Task to complete:
Each line that holds the word "title" counts once. Give the total number of such lines and nothing else.

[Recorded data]
◇ ◇ ◇ ◇ ◇ ◇ ◇

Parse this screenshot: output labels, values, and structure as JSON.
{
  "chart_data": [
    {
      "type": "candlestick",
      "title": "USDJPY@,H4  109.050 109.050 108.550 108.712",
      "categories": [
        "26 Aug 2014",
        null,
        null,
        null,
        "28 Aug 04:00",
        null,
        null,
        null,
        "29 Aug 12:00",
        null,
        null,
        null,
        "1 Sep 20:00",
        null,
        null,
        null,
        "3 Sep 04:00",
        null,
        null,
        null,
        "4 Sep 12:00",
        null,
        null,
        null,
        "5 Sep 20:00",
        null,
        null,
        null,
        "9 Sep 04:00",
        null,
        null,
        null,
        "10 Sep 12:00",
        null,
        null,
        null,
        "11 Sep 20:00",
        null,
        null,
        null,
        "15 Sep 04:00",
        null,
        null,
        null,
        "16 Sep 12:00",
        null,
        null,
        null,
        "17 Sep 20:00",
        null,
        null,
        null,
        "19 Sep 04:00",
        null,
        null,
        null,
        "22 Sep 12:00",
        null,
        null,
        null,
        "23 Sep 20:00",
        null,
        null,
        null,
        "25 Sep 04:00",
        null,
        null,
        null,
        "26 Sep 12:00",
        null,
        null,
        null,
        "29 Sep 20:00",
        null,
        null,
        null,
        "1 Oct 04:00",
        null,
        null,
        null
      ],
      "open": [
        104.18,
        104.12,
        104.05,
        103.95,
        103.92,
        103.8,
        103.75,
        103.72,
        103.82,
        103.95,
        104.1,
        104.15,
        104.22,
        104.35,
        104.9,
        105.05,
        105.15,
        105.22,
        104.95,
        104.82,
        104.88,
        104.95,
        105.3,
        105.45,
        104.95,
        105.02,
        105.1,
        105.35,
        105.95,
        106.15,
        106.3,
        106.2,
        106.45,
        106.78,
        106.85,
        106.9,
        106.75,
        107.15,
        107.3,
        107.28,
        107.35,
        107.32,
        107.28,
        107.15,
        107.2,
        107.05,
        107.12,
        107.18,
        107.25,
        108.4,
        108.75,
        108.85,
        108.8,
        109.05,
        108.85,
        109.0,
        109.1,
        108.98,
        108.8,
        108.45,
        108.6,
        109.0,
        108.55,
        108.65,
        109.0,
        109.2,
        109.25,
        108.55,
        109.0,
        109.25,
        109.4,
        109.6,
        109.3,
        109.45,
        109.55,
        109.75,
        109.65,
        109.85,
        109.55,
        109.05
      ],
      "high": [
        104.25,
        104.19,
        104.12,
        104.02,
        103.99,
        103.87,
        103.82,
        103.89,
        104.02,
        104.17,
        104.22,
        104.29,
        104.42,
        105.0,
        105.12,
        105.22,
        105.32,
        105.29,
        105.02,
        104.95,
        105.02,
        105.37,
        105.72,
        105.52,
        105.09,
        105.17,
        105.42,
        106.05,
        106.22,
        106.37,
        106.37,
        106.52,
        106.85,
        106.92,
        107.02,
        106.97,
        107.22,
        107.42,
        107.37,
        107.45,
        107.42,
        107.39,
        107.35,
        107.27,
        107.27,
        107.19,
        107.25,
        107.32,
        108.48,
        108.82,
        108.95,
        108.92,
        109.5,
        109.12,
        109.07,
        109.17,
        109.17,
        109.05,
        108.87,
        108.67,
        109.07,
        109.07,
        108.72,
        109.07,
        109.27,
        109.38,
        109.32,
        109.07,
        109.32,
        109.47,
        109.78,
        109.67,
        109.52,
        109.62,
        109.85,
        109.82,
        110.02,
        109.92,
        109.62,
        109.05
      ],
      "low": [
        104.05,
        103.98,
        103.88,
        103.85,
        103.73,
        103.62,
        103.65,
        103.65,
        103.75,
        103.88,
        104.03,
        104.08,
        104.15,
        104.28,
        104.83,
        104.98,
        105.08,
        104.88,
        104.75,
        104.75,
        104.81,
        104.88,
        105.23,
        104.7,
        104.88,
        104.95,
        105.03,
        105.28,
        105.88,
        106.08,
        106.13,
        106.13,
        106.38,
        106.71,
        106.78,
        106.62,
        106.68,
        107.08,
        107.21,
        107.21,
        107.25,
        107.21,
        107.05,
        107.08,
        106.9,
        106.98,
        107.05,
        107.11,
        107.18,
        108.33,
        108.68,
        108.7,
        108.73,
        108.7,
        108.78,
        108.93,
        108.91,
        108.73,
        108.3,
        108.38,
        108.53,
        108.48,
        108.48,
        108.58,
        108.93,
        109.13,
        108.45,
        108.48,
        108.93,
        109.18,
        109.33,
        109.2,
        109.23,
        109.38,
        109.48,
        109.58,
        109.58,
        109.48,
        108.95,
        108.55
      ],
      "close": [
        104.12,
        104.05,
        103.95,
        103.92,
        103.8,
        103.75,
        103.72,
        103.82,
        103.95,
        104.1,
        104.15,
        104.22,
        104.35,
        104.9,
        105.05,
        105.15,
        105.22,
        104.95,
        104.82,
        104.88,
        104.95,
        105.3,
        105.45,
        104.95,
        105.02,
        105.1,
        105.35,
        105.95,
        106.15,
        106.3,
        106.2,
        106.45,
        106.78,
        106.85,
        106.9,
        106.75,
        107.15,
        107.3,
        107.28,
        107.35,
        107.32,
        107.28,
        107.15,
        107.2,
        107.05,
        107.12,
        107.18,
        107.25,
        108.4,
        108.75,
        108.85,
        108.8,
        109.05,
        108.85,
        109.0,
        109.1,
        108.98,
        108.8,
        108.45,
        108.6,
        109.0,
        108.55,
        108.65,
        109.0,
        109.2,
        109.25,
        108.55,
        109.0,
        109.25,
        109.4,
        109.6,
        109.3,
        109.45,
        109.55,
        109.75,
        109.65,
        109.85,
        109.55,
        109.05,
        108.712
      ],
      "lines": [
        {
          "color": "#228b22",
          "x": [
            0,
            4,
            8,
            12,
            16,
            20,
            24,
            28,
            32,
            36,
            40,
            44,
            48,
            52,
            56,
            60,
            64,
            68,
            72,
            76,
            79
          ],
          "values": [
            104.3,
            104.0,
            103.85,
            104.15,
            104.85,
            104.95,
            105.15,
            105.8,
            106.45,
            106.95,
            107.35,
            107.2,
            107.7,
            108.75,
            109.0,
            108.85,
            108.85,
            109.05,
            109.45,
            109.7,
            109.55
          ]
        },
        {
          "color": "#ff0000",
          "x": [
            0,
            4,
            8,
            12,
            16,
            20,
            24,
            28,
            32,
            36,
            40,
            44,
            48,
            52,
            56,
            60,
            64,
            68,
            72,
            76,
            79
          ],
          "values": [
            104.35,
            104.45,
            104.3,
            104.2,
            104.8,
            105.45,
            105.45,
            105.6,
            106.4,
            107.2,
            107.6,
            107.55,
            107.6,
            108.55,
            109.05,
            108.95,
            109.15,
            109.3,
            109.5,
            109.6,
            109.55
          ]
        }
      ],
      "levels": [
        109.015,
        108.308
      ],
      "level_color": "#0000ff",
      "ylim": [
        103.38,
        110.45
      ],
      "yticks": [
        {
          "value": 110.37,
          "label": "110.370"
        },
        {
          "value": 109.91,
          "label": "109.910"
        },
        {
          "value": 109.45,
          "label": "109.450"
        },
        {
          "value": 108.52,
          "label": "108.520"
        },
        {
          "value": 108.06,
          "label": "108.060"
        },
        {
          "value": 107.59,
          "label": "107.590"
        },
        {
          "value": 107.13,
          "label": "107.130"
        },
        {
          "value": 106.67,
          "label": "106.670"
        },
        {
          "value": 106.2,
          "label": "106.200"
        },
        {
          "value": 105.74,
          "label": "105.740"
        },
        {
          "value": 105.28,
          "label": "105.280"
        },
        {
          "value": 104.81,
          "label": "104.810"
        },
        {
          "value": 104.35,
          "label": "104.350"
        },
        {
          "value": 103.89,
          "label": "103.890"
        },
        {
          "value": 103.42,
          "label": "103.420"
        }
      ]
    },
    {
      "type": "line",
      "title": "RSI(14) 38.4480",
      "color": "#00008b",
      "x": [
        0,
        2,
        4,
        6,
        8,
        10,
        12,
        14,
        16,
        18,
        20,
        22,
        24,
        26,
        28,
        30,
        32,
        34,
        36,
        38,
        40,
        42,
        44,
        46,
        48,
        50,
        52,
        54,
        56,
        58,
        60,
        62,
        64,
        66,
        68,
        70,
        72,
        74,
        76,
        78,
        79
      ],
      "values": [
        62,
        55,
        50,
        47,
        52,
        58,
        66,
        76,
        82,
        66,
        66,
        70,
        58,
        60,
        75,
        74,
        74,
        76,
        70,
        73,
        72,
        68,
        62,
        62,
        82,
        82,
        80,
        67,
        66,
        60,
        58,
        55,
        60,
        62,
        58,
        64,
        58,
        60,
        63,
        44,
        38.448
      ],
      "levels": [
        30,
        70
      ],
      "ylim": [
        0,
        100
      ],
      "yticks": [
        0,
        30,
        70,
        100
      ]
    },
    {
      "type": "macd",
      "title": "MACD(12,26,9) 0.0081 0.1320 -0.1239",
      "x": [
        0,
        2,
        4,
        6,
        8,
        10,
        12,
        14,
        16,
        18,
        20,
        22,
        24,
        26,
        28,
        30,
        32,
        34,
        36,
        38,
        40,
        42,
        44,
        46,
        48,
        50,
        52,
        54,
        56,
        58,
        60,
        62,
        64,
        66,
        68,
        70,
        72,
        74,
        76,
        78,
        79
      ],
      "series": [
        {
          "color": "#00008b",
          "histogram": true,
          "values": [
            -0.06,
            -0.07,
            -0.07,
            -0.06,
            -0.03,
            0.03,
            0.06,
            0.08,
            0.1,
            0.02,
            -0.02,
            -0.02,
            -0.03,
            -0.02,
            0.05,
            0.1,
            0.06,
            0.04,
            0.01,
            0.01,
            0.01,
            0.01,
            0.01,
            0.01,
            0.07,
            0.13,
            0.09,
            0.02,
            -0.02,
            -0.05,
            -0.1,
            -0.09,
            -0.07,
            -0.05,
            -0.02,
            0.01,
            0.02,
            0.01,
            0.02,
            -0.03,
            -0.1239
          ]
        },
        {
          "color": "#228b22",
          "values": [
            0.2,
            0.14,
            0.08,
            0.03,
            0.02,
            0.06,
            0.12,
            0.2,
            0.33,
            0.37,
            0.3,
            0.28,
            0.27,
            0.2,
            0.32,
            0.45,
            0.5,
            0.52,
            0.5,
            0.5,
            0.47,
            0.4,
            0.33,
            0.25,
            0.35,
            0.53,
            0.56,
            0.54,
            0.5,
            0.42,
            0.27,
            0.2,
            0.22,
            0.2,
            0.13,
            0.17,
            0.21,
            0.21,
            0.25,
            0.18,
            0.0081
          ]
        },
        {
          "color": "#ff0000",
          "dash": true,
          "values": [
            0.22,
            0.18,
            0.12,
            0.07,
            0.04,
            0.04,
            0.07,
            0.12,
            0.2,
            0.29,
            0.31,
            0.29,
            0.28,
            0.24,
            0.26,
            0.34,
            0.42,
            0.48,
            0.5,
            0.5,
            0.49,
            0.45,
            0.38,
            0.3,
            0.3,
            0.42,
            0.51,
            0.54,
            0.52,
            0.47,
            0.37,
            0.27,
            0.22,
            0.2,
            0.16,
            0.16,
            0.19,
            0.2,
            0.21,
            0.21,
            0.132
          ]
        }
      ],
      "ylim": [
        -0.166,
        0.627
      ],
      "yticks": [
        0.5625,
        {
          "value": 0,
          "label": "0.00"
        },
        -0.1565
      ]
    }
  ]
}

◇ ◇ ◇ ◇ ◇ ◇ ◇

Written solution:
3